_Goal of the exercise:_ Go through the entries below and collect each line with the string "color" in it.

_Supplied data:_

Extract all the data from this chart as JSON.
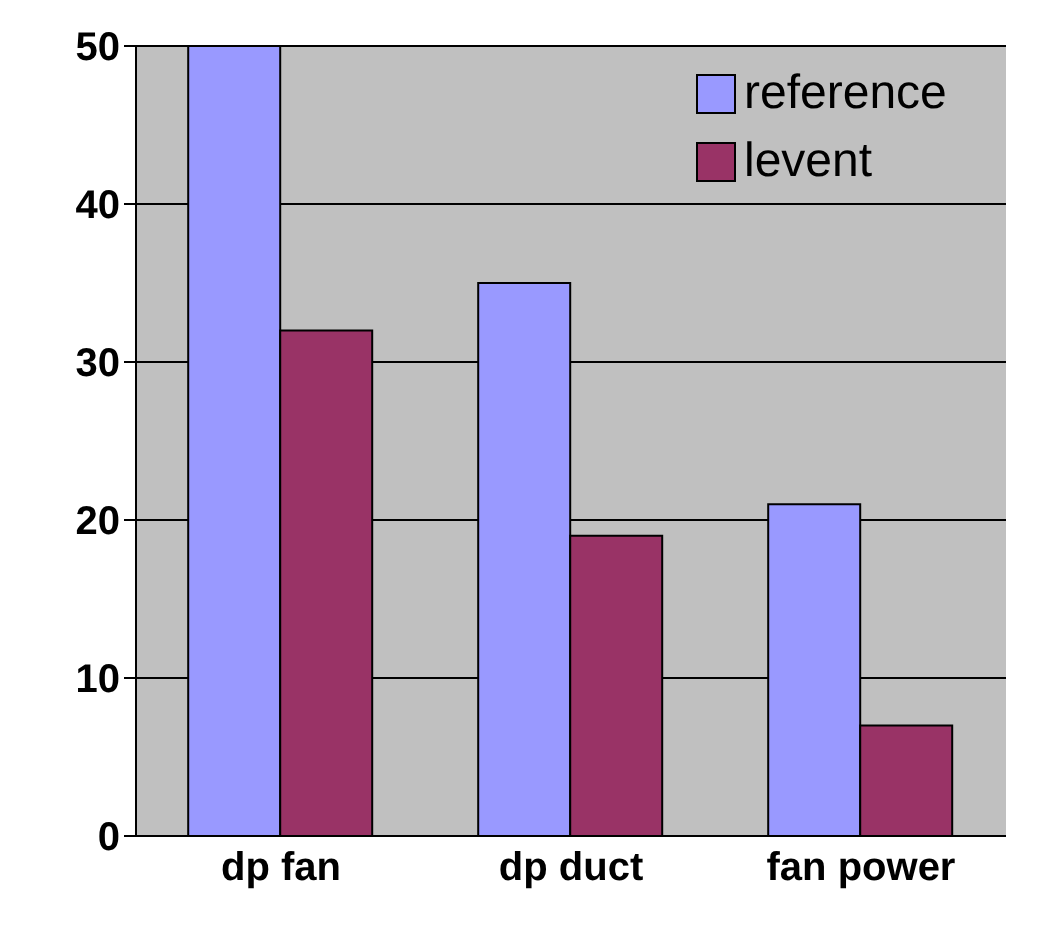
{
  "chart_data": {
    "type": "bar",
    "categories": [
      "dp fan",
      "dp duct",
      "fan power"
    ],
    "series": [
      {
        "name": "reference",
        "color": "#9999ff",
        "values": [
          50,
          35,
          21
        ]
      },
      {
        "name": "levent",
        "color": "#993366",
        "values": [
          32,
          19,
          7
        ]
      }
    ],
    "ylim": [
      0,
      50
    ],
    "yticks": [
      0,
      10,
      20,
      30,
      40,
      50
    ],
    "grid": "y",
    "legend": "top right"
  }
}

==

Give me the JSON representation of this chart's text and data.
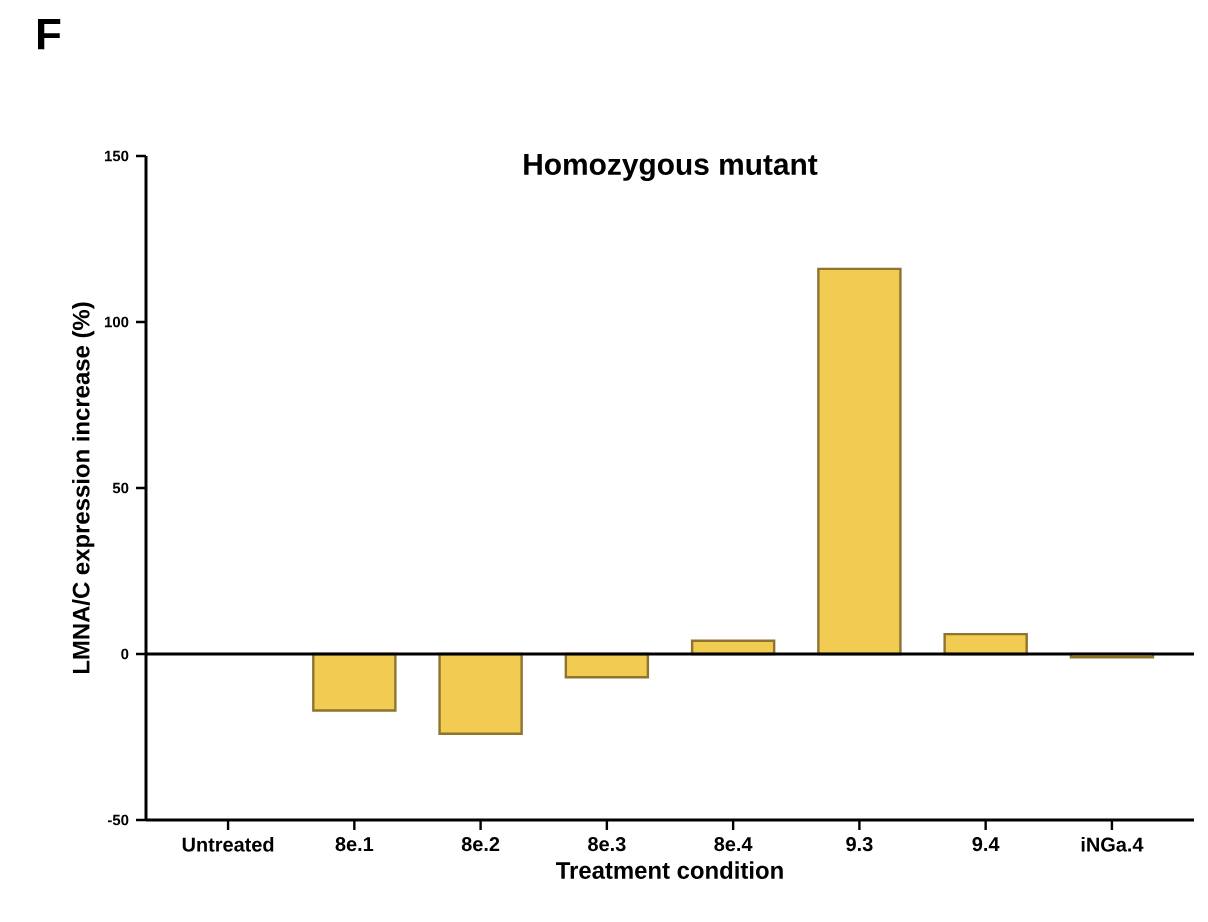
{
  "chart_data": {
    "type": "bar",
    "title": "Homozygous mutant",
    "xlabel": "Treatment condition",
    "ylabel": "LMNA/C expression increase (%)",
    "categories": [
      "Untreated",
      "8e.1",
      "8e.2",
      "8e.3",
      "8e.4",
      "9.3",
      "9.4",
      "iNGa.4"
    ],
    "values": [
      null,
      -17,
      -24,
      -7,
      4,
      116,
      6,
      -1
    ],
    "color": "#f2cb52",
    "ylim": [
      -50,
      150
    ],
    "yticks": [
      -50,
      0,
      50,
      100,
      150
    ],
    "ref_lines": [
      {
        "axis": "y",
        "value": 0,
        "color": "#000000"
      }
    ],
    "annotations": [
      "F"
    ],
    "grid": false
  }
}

_Exercise output:_
        "color": "#9999ff",
        "color": "#993366",
    "color": "#f2cb52",
        "color": "#000000"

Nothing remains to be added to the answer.